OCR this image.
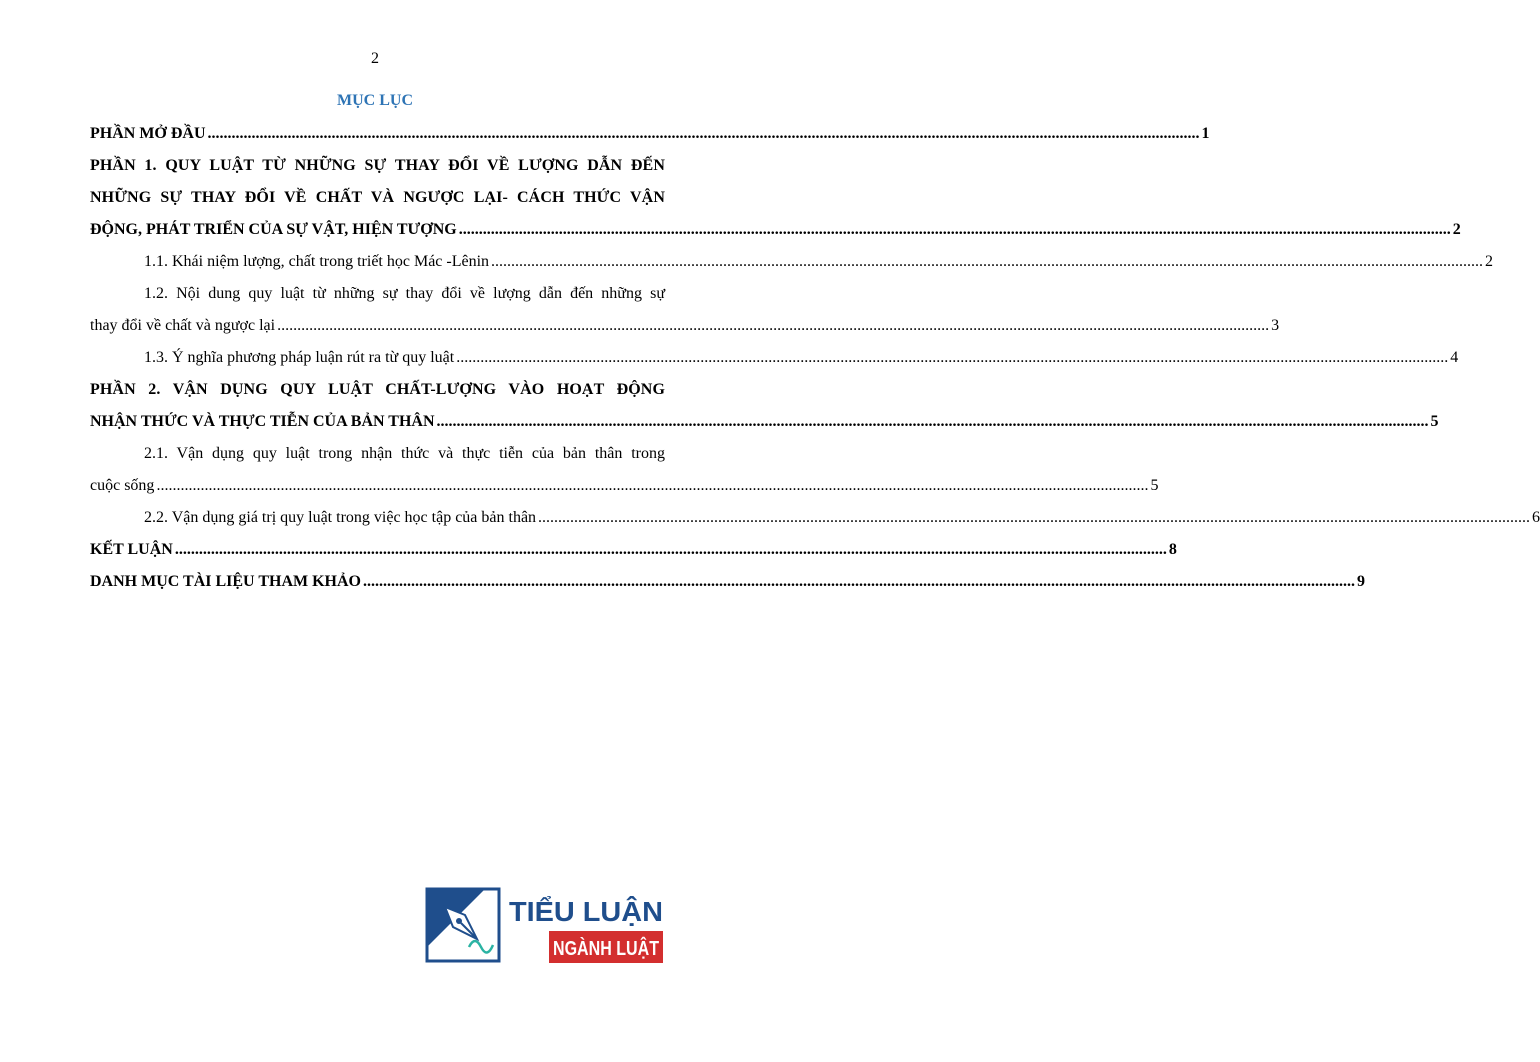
2
MỤC LỤC
PHẦN MỞ ĐẦU .....	1
PHẦN 1. QUY LUẬT TỪ NHỮNG SỰ THAY ĐỔI VỀ LƯỢNG DẪN ĐẾN
NHỮNG SỰ THAY ĐỔI VỀ CHẤT VÀ NGƯỢC LẠI- CÁCH THỨC VẬN
ĐỘNG, PHÁT TRIỂN CỦA SỰ VẬT, HIỆN TƯỢNG .....	2
1.1. Khái niệm lượng, chất trong triết học Mác -Lênin .....	2
1.2. Nội dung quy luật từ những sự thay đổi về lượng dẫn đến những sự
thay đổi về chất và ngược lại .....	3
1.3. Ý nghĩa phương pháp luận rút ra từ quy luật .....	4
PHẦN 2. VẬN DỤNG QUY LUẬT CHẤT-LƯỢNG VÀO HOẠT ĐỘNG
NHẬN THỨC VÀ THỰC TIỄN CỦA BẢN THÂN .....	5
2.1. Vận dụng quy luật trong nhận thức và thực tiễn của bản thân trong
cuộc sống .....	5
2.2. Vận dụng giá trị quy luật trong việc học tập của bản thân .....	6
KẾT LUẬN .....	8
DANH MỤC TÀI LIỆU THAM KHẢO .....	9
TIỂU LUẬN
NGÀNH LUẬT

───

• **YOUR OBJECTIVE**
Leave the pictures out and write out every entry exactly as given.

• **REPLY**
OCR this image.
2
MỤC LỤC
PHẦN MỞ ĐẦU .....	1
PHẦN 1. QUY LUẬT TỪ NHỮNG SỰ THAY ĐỔI VỀ LƯỢNG DẪN ĐẾN
NHỮNG SỰ THAY ĐỔI VỀ CHẤT VÀ NGƯỢC LẠI- CÁCH THỨC VẬN
ĐỘNG, PHÁT TRIỂN CỦA SỰ VẬT, HIỆN TƯỢNG .....	2
1.1. Khái niệm lượng, chất trong triết học Mác -Lênin .....	2
1.2. Nội dung quy luật từ những sự thay đổi về lượng dẫn đến những sự
thay đổi về chất và ngược lại .....	3
1.3. Ý nghĩa phương pháp luận rút ra từ quy luật .....	4
PHẦN 2. VẬN DỤNG QUY LUẬT CHẤT-LƯỢNG VÀO HOẠT ĐỘNG
NHẬN THỨC VÀ THỰC TIỄN CỦA BẢN THÂN .....	5
2.1. Vận dụng quy luật trong nhận thức và thực tiễn của bản thân trong
cuộc sống .....	5
2.2. Vận dụng giá trị quy luật trong việc học tập của bản thân .....	6
KẾT LUẬN .....	8
DANH MỤC TÀI LIỆU THAM KHẢO .....	9
TIỂU LUẬN
NGÀNH LUẬT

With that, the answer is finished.